## Exercise
Search the material for the word "clipboard" and report each line where it turns up.

## Exercise data
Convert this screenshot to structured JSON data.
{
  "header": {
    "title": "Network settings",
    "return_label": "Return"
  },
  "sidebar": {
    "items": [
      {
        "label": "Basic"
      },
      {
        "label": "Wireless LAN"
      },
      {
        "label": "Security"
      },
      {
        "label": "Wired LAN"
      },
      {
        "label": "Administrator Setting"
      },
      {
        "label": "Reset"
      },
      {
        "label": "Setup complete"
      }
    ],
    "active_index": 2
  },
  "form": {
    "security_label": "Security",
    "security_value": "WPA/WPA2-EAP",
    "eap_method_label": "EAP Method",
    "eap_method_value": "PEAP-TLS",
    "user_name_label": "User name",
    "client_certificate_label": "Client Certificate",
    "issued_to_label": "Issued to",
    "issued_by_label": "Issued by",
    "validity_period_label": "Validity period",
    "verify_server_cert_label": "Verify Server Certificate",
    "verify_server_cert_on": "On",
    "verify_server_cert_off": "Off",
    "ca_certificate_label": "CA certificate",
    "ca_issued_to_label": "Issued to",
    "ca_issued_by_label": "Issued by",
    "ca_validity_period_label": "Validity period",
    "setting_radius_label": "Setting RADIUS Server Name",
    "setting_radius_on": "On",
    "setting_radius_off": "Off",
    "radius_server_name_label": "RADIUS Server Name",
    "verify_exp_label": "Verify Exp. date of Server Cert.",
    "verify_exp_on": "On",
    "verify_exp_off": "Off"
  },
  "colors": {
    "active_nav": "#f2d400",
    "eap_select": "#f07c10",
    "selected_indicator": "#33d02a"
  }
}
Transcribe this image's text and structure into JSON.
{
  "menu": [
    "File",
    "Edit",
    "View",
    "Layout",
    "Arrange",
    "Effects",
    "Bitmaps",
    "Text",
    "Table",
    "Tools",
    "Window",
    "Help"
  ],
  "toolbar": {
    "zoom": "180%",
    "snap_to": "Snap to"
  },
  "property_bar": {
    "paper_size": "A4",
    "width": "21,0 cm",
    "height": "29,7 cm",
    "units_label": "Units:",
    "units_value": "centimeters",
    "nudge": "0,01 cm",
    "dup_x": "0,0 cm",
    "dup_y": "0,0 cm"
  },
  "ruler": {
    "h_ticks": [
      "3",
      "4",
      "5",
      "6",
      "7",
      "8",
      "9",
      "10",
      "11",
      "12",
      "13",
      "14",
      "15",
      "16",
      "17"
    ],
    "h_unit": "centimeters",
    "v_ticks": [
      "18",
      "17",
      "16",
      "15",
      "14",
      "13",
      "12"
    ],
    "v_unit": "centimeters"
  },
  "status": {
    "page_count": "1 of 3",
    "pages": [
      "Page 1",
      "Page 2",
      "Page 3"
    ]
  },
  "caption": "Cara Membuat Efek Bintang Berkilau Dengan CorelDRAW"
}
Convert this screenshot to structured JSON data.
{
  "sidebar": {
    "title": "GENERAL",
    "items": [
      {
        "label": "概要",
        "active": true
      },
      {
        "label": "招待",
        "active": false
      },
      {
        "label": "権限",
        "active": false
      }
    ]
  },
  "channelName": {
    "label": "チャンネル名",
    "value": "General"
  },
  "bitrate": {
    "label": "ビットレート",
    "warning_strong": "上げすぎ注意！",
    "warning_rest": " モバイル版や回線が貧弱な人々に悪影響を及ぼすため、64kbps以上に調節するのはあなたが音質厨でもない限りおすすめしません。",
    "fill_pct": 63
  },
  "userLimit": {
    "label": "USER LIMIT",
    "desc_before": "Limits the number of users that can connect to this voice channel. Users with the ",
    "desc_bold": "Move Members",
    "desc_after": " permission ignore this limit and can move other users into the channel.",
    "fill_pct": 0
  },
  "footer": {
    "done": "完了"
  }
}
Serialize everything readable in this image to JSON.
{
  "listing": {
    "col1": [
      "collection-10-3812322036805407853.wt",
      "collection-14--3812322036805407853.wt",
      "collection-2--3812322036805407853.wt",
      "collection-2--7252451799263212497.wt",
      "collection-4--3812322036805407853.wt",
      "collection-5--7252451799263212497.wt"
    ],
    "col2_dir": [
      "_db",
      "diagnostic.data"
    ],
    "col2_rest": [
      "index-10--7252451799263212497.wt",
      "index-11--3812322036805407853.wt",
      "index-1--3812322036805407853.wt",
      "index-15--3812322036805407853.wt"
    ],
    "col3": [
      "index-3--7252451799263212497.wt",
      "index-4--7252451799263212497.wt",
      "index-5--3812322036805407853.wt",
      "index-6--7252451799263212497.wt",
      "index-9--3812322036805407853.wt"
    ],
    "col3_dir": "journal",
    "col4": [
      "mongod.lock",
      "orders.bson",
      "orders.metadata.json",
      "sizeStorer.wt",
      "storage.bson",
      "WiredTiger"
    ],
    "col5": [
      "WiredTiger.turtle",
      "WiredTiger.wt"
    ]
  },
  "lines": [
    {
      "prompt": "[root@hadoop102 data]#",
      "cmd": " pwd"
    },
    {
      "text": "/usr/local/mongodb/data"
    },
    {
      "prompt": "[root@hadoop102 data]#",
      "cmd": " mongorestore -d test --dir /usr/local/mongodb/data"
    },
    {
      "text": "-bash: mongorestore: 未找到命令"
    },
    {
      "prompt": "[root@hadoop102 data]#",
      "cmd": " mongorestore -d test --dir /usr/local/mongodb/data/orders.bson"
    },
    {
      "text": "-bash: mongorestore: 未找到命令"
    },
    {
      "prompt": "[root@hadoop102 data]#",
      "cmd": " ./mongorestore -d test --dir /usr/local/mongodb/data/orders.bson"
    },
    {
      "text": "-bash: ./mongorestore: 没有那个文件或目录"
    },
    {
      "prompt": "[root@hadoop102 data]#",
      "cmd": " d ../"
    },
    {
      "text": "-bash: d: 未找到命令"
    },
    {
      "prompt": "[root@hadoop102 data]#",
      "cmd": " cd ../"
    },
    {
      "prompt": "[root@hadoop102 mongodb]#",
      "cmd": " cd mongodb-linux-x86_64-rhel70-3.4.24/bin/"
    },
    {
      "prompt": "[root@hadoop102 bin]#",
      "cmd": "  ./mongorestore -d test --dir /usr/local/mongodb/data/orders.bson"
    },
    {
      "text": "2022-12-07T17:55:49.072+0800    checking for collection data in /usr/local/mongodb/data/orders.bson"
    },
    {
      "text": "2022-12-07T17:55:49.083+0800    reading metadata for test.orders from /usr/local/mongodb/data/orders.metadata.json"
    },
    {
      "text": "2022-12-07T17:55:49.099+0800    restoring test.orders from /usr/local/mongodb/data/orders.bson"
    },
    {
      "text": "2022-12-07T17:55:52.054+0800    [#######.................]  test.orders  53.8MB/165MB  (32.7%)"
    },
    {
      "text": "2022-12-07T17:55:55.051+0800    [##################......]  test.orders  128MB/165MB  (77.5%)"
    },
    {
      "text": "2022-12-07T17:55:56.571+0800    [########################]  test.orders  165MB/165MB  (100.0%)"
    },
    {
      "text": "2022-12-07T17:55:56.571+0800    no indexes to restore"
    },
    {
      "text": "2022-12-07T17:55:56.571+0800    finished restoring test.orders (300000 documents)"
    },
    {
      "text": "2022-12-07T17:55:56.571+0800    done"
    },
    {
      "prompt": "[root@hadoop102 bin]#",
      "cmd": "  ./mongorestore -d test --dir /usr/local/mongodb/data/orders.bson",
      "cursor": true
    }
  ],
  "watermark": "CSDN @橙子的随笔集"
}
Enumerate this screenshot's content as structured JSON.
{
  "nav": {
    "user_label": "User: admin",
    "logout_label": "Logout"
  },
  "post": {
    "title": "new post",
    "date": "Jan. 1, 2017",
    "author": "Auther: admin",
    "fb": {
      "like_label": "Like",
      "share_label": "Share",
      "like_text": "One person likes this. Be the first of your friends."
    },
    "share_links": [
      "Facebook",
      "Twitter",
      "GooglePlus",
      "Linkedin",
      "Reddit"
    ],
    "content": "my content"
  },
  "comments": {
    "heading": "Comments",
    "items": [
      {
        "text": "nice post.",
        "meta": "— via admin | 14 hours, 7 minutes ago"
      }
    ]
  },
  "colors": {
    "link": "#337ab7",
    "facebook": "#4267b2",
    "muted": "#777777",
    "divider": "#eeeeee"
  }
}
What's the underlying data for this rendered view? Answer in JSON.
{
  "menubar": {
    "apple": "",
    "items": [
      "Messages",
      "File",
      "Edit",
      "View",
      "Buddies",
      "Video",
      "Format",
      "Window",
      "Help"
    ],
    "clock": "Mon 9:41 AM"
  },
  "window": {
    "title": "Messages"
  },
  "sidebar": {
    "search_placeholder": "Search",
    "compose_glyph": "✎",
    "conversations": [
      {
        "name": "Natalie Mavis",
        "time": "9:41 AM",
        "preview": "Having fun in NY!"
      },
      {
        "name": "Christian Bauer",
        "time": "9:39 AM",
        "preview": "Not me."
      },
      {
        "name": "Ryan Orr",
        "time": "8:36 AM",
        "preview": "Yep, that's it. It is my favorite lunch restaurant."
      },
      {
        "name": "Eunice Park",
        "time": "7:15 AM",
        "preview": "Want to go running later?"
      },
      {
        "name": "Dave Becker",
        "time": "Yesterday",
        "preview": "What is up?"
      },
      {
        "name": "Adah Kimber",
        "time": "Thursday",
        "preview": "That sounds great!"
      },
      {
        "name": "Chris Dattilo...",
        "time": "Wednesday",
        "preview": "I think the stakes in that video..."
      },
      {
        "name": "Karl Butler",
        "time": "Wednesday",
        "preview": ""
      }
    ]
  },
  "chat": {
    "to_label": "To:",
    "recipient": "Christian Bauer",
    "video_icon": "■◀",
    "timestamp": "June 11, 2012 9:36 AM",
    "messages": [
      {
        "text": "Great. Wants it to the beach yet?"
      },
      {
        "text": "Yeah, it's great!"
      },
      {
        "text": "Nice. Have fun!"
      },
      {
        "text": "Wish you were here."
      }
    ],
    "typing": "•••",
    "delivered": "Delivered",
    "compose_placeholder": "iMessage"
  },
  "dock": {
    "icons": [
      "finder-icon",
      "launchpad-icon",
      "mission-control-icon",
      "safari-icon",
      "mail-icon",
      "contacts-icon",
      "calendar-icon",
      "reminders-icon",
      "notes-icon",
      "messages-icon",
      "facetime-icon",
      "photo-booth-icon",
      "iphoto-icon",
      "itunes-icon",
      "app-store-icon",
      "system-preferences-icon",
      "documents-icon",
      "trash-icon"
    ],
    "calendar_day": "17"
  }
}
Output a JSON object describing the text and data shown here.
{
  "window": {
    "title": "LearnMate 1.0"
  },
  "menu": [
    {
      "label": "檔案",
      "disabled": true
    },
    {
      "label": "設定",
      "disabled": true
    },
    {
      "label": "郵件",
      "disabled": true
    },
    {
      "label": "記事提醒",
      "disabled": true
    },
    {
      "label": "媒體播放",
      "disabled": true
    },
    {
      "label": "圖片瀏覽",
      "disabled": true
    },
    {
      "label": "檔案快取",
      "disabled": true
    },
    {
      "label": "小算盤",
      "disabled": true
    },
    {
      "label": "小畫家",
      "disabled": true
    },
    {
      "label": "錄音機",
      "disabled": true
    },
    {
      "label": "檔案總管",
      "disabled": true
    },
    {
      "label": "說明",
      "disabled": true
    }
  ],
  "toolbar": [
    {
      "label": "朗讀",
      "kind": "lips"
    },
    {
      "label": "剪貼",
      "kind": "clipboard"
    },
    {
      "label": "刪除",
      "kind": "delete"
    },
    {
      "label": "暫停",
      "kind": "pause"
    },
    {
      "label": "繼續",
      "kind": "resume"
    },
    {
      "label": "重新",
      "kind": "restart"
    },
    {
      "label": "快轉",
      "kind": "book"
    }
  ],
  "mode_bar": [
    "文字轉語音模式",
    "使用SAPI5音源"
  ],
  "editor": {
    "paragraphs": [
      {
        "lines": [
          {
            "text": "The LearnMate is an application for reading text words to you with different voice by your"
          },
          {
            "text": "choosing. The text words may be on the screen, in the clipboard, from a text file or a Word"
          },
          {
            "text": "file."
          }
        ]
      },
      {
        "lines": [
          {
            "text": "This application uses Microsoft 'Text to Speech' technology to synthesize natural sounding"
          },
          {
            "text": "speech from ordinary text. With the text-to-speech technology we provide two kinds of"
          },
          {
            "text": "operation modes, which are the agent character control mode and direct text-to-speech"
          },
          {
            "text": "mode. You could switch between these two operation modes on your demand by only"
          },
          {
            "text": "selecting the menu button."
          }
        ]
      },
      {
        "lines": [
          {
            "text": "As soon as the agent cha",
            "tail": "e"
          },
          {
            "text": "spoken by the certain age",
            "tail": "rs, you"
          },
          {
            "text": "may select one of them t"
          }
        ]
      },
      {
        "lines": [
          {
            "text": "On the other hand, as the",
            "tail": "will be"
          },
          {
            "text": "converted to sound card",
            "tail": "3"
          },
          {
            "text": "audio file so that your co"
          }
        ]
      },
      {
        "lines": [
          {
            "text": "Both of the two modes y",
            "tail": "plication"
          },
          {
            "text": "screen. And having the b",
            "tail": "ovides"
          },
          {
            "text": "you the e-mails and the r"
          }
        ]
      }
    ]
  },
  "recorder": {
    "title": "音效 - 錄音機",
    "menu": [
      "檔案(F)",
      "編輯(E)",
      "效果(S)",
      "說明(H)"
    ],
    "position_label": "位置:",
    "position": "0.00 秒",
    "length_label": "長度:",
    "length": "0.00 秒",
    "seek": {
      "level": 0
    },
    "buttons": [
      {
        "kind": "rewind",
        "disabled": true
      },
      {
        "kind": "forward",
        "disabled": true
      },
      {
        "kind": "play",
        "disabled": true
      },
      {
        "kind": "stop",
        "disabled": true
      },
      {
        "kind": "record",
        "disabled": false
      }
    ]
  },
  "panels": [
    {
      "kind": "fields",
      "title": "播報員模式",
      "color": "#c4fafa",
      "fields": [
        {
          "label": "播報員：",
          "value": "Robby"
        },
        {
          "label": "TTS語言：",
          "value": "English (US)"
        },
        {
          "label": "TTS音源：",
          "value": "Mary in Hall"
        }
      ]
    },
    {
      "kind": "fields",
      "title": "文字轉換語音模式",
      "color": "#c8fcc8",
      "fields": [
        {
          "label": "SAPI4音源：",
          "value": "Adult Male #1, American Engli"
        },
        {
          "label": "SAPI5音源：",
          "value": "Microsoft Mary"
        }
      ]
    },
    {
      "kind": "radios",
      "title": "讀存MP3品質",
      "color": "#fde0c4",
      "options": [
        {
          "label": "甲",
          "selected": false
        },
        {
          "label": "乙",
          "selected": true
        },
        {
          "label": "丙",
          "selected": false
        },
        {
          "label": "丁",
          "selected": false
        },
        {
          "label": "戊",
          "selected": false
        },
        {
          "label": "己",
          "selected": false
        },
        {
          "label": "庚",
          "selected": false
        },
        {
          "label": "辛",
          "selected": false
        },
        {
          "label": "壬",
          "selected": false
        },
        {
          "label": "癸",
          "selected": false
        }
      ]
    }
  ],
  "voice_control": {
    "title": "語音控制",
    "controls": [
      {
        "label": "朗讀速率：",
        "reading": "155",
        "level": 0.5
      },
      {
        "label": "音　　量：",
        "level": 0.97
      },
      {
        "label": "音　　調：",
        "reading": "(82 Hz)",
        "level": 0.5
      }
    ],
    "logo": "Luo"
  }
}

## Reply to the task
      "kind": "clipboard"
            "text": "choosing. The text words may be on the screen, in the clipboard, from a text file or a Word"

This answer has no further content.